• [CHALLENGE]:
Below is some material; set it all down exactly, apart from the pictures.

-- BEGIN PROVIDED DATA --

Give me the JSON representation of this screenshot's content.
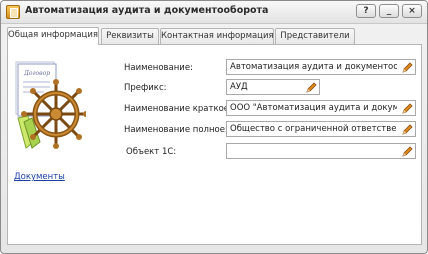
{
  "window": {
    "title": "Автоматизация аудита и документооборота",
    "buttons": [
      "?",
      "_",
      "×"
    ]
  },
  "tabs": [
    {
      "label": "Общая информация",
      "active": true
    },
    {
      "label": "Реквизиты",
      "active": false
    },
    {
      "label": "Контактная информация",
      "active": false
    },
    {
      "label": "Представители",
      "active": false
    }
  ],
  "illustration": {
    "document_label": "Договор",
    "icon": "ship-wheel-document-icon"
  },
  "form": {
    "name_label": "Наименование:",
    "name_value": "Автоматизация аудита и документооборота",
    "prefix_label": "Префикс:",
    "prefix_value": "АУД",
    "short_name_label": "Наименование краткое:",
    "short_name_value": "ООО \"Автоматизация аудита и документооборота\"",
    "full_name_label": "Наименование полное:",
    "full_name_value": "Общество с ограниченной ответственностью",
    "object_1c_label": "Объект 1С:",
    "object_1c_value": ""
  },
  "documents_link": "Документы",
  "colors": {
    "link": "#1a3fa8",
    "pencil": "#e08a1e"
  }
}
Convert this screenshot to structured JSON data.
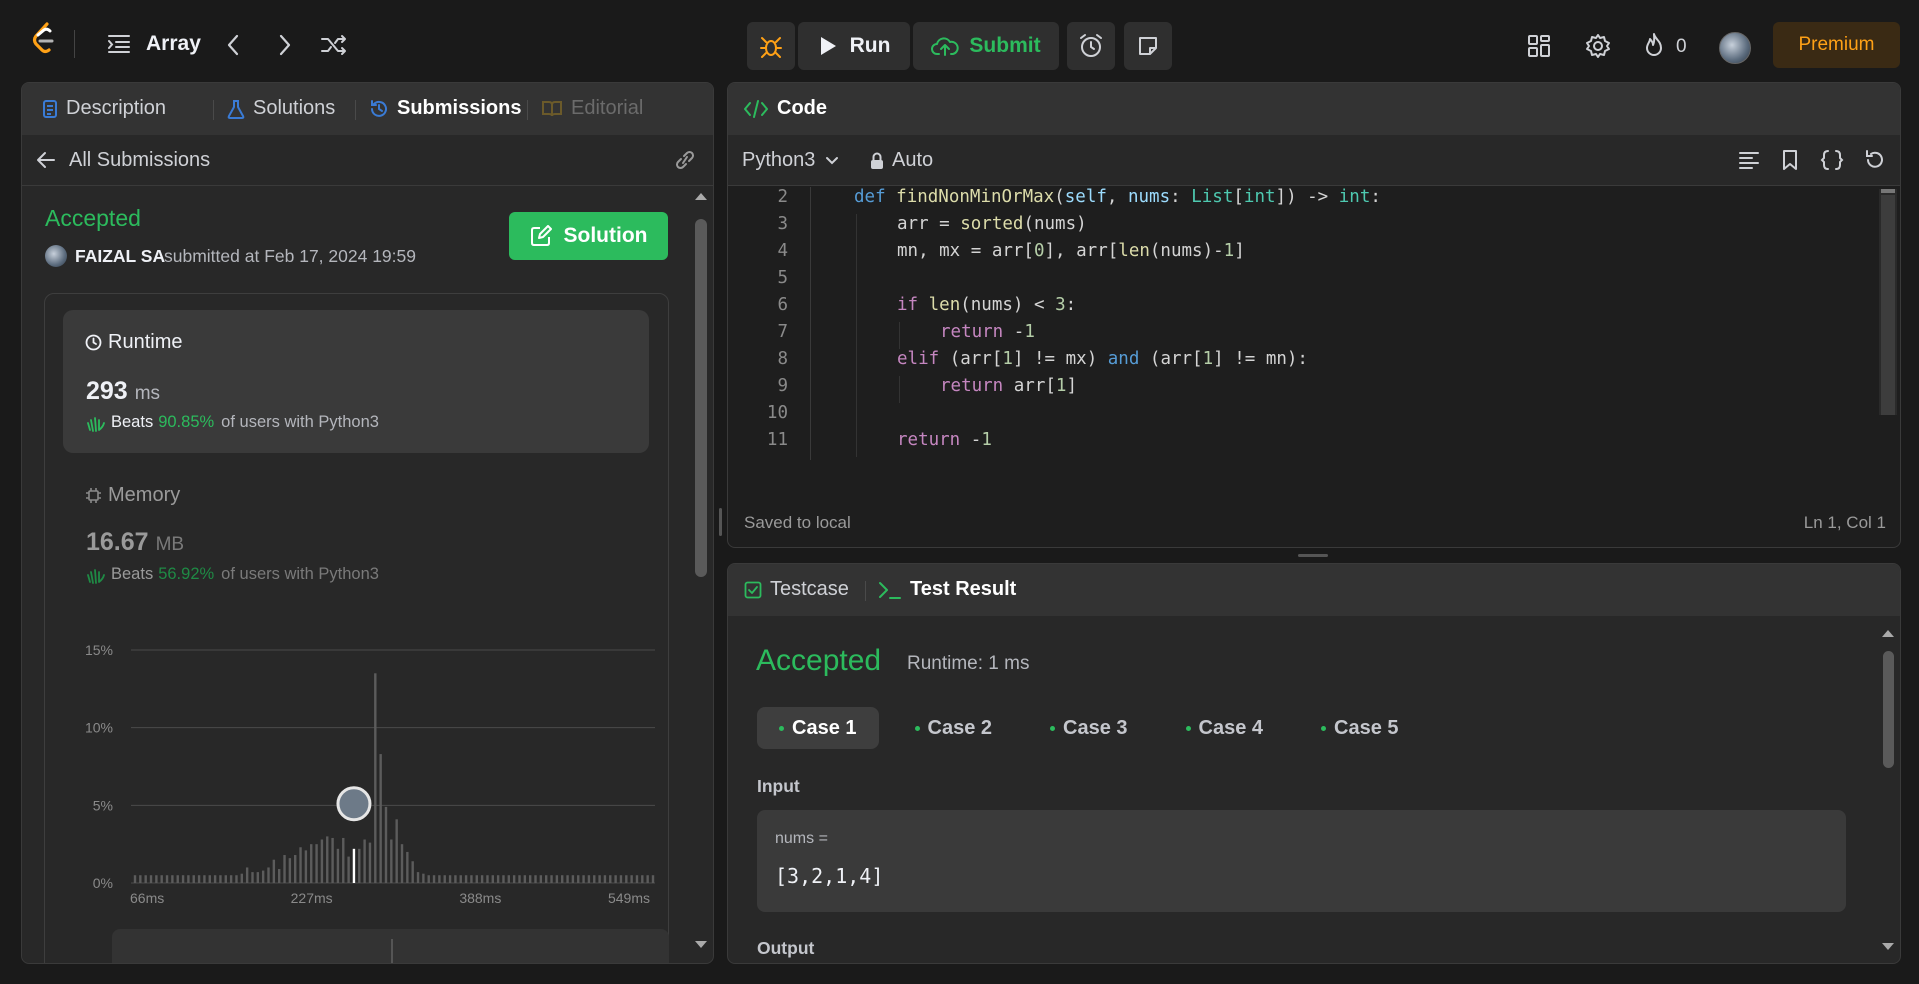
{
  "topbar": {
    "problem_list_label": "Array",
    "run_label": "Run",
    "submit_label": "Submit",
    "streak_count": "0",
    "premium_label": "Premium"
  },
  "left": {
    "tabs": [
      {
        "label": "Description"
      },
      {
        "label": "Solutions"
      },
      {
        "label": "Submissions"
      },
      {
        "label": "Editorial"
      }
    ],
    "back_label": "All Submissions",
    "status": "Accepted",
    "user_name": "FAIZAL SA",
    "submitted_text": "submitted at Feb 17, 2024 19:59",
    "solution_button": "Solution",
    "runtime": {
      "title": "Runtime",
      "value": "293",
      "unit": "ms",
      "beats_label": "Beats",
      "beats_pct": "90.85%",
      "beats_suffix": "of users with Python3"
    },
    "memory": {
      "title": "Memory",
      "value": "16.67",
      "unit": "MB",
      "beats_label": "Beats",
      "beats_pct": "56.92%",
      "beats_suffix": "of users with Python3"
    }
  },
  "chart_data": {
    "type": "bar",
    "ylabel_ticks": [
      "15%",
      "10%",
      "5%",
      "0%"
    ],
    "xlabel_ticks": [
      "66ms",
      "227ms",
      "388ms",
      "549ms"
    ],
    "ylim": [
      0,
      15
    ],
    "values": [
      0.5,
      0.5,
      0.5,
      0.5,
      0.5,
      0.5,
      0.5,
      0.5,
      0.5,
      0.5,
      0.5,
      0.5,
      0.5,
      0.5,
      0.5,
      0.5,
      0.5,
      0.5,
      0.5,
      0.5,
      0.6,
      1.0,
      0.7,
      0.7,
      0.8,
      1.0,
      1.5,
      0.9,
      1.8,
      1.6,
      1.8,
      2.3,
      2.1,
      2.5,
      2.5,
      2.8,
      3.0,
      2.9,
      2.2,
      2.9,
      1.7,
      2.2,
      2.2,
      2.8,
      2.6,
      13.5,
      8.3,
      4.9,
      2.8,
      4.1,
      2.5,
      2.0,
      1.4,
      0.7,
      0.6,
      0.5,
      0.5,
      0.5,
      0.5,
      0.5,
      0.5,
      0.5,
      0.5,
      0.5,
      0.5,
      0.5,
      0.5,
      0.5,
      0.5,
      0.5,
      0.5,
      0.5,
      0.5,
      0.5,
      0.5,
      0.5,
      0.5,
      0.5,
      0.5,
      0.5,
      0.5,
      0.5,
      0.5,
      0.5,
      0.5,
      0.5,
      0.5,
      0.5,
      0.5,
      0.5,
      0.5,
      0.5,
      0.5,
      0.5,
      0.5,
      0.5,
      0.5,
      0.5
    ],
    "highlight_index": 41,
    "grid": true
  },
  "code_panel": {
    "title": "Code",
    "language": "Python3",
    "auto_label": "Auto",
    "saved_label": "Saved to local",
    "cursor_pos": "Ln 1, Col 1",
    "line_numbers": [
      "2",
      "3",
      "4",
      "5",
      "6",
      "7",
      "8",
      "9",
      "10",
      "11"
    ]
  },
  "result_panel": {
    "tab_testcase": "Testcase",
    "tab_result": "Test Result",
    "status": "Accepted",
    "runtime": "Runtime: 1 ms",
    "cases": [
      "Case 1",
      "Case 2",
      "Case 3",
      "Case 4",
      "Case 5"
    ],
    "input_label": "Input",
    "var_label": "nums =",
    "var_value": "[3,2,1,4]",
    "output_label": "Output"
  }
}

-- END PROVIDED DATA --

• [SOLUTION]:
Give me the JSON representation of this screenshot's content.
{
  "window": {
    "title": "Автоматизация аудита и документооборота",
    "buttons": [
      "?",
      "_",
      "×"
    ]
  },
  "tabs": [
    {
      "label": "Общая информация",
      "active": true
    },
    {
      "label": "Реквизиты",
      "active": false
    },
    {
      "label": "Контактная информация",
      "active": false
    },
    {
      "label": "Представители",
      "active": false
    }
  ],
  "illustration": {
    "document_label": "Договор",
    "icon": "ship-wheel-document-icon"
  },
  "form": {
    "name_label": "Наименование:",
    "name_value": "Автоматизация аудита и документооборота",
    "prefix_label": "Префикс:",
    "prefix_value": "АУД",
    "short_name_label": "Наименование краткое:",
    "short_name_value": "ООО \"Автоматизация аудита и документооборота\"",
    "full_name_label": "Наименование полное:",
    "full_name_value": "Общество с ограниченной ответственностью",
    "object_1c_label": "Объект 1С:",
    "object_1c_value": ""
  },
  "documents_link": "Документы",
  "colors": {
    "link": "#1a3fa8",
    "pencil": "#e08a1e"
  }
}
Convert this screenshot to structured JSON data.
{
  "topbar": {
    "problem_list_label": "Array",
    "run_label": "Run",
    "submit_label": "Submit",
    "streak_count": "0",
    "premium_label": "Premium"
  },
  "left": {
    "tabs": [
      {
        "label": "Description"
      },
      {
        "label": "Solutions"
      },
      {
        "label": "Submissions"
      },
      {
        "label": "Editorial"
      }
    ],
    "back_label": "All Submissions",
    "status": "Accepted",
    "user_name": "FAIZAL SA",
    "submitted_text": "submitted at Feb 17, 2024 19:59",
    "solution_button": "Solution",
    "runtime": {
      "title": "Runtime",
      "value": "293",
      "unit": "ms",
      "beats_label": "Beats",
      "beats_pct": "90.85%",
      "beats_suffix": "of users with Python3"
    },
    "memory": {
      "title": "Memory",
      "value": "16.67",
      "unit": "MB",
      "beats_label": "Beats",
      "beats_pct": "56.92%",
      "beats_suffix": "of users with Python3"
    }
  },
  "chart_data": {
    "type": "bar",
    "ylabel_ticks": [
      "15%",
      "10%",
      "5%",
      "0%"
    ],
    "xlabel_ticks": [
      "66ms",
      "227ms",
      "388ms",
      "549ms"
    ],
    "ylim": [
      0,
      15
    ],
    "values": [
      0.5,
      0.5,
      0.5,
      0.5,
      0.5,
      0.5,
      0.5,
      0.5,
      0.5,
      0.5,
      0.5,
      0.5,
      0.5,
      0.5,
      0.5,
      0.5,
      0.5,
      0.5,
      0.5,
      0.5,
      0.6,
      1.0,
      0.7,
      0.7,
      0.8,
      1.0,
      1.5,
      0.9,
      1.8,
      1.6,
      1.8,
      2.3,
      2.1,
      2.5,
      2.5,
      2.8,
      3.0,
      2.9,
      2.2,
      2.9,
      1.7,
      2.2,
      2.2,
      2.8,
      2.6,
      13.5,
      8.3,
      4.9,
      2.8,
      4.1,
      2.5,
      2.0,
      1.4,
      0.7,
      0.6,
      0.5,
      0.5,
      0.5,
      0.5,
      0.5,
      0.5,
      0.5,
      0.5,
      0.5,
      0.5,
      0.5,
      0.5,
      0.5,
      0.5,
      0.5,
      0.5,
      0.5,
      0.5,
      0.5,
      0.5,
      0.5,
      0.5,
      0.5,
      0.5,
      0.5,
      0.5,
      0.5,
      0.5,
      0.5,
      0.5,
      0.5,
      0.5,
      0.5,
      0.5,
      0.5,
      0.5,
      0.5,
      0.5,
      0.5,
      0.5,
      0.5,
      0.5,
      0.5
    ],
    "highlight_index": 41,
    "grid": true
  },
  "code_panel": {
    "title": "Code",
    "language": "Python3",
    "auto_label": "Auto",
    "saved_label": "Saved to local",
    "cursor_pos": "Ln 1, Col 1",
    "line_numbers": [
      "2",
      "3",
      "4",
      "5",
      "6",
      "7",
      "8",
      "9",
      "10",
      "11"
    ]
  },
  "result_panel": {
    "tab_testcase": "Testcase",
    "tab_result": "Test Result",
    "status": "Accepted",
    "runtime": "Runtime: 1 ms",
    "cases": [
      "Case 1",
      "Case 2",
      "Case 3",
      "Case 4",
      "Case 5"
    ],
    "input_label": "Input",
    "var_label": "nums =",
    "var_value": "[3,2,1,4]",
    "output_label": "Output"
  }
}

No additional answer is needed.